(WRITTEN EXERCISE):
Your task is to give the data again, exactly, with every line intact.

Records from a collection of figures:
* begin *
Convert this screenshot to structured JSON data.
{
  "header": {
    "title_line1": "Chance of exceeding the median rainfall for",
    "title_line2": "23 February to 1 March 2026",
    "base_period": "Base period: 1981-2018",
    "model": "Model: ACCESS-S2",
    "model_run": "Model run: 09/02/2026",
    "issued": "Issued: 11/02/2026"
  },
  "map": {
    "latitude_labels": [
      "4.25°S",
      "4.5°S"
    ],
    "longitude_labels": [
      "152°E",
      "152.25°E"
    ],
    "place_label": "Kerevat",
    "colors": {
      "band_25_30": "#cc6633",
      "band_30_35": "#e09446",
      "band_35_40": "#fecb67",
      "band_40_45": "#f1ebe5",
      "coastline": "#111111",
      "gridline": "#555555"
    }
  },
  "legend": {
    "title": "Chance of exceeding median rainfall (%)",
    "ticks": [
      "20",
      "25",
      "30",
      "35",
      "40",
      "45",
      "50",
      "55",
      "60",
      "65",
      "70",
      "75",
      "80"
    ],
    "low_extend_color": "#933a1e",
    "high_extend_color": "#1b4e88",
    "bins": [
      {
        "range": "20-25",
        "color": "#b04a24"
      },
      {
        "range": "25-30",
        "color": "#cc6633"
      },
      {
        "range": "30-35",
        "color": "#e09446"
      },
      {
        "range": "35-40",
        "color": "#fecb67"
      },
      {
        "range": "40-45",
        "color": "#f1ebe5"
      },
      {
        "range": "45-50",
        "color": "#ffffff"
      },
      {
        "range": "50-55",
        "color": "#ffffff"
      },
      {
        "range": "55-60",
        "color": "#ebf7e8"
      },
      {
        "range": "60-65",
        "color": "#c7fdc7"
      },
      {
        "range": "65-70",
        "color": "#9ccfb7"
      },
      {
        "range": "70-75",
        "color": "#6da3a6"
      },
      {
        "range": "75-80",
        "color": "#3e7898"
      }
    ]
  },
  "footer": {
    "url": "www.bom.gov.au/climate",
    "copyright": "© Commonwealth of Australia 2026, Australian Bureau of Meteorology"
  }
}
* end *
(TASK RESULT):
Convert this screenshot to structured JSON data.
{
  "header": {
    "title_line1": "Chance of exceeding the median rainfall for",
    "title_line2": "23 February to 1 March 2026",
    "base_period": "Base period: 1981-2018",
    "model": "Model: ACCESS-S2",
    "model_run": "Model run: 09/02/2026",
    "issued": "Issued: 11/02/2026"
  },
  "map": {
    "latitude_labels": [
      "4.25°S",
      "4.5°S"
    ],
    "longitude_labels": [
      "152°E",
      "152.25°E"
    ],
    "place_label": "Kerevat",
    "colors": {
      "band_25_30": "#cc6633",
      "band_30_35": "#e09446",
      "band_35_40": "#fecb67",
      "band_40_45": "#f1ebe5",
      "coastline": "#111111",
      "gridline": "#555555"
    }
  },
  "legend": {
    "title": "Chance of exceeding median rainfall (%)",
    "ticks": [
      "20",
      "25",
      "30",
      "35",
      "40",
      "45",
      "50",
      "55",
      "60",
      "65",
      "70",
      "75",
      "80"
    ],
    "low_extend_color": "#933a1e",
    "high_extend_color": "#1b4e88",
    "bins": [
      {
        "range": "20-25",
        "color": "#b04a24"
      },
      {
        "range": "25-30",
        "color": "#cc6633"
      },
      {
        "range": "30-35",
        "color": "#e09446"
      },
      {
        "range": "35-40",
        "color": "#fecb67"
      },
      {
        "range": "40-45",
        "color": "#f1ebe5"
      },
      {
        "range": "45-50",
        "color": "#ffffff"
      },
      {
        "range": "50-55",
        "color": "#ffffff"
      },
      {
        "range": "55-60",
        "color": "#ebf7e8"
      },
      {
        "range": "60-65",
        "color": "#c7fdc7"
      },
      {
        "range": "65-70",
        "color": "#9ccfb7"
      },
      {
        "range": "70-75",
        "color": "#6da3a6"
      },
      {
        "range": "75-80",
        "color": "#3e7898"
      }
    ]
  },
  "footer": {
    "url": "www.bom.gov.au/climate",
    "copyright": "© Commonwealth of Australia 2026, Australian Bureau of Meteorology"
  }
}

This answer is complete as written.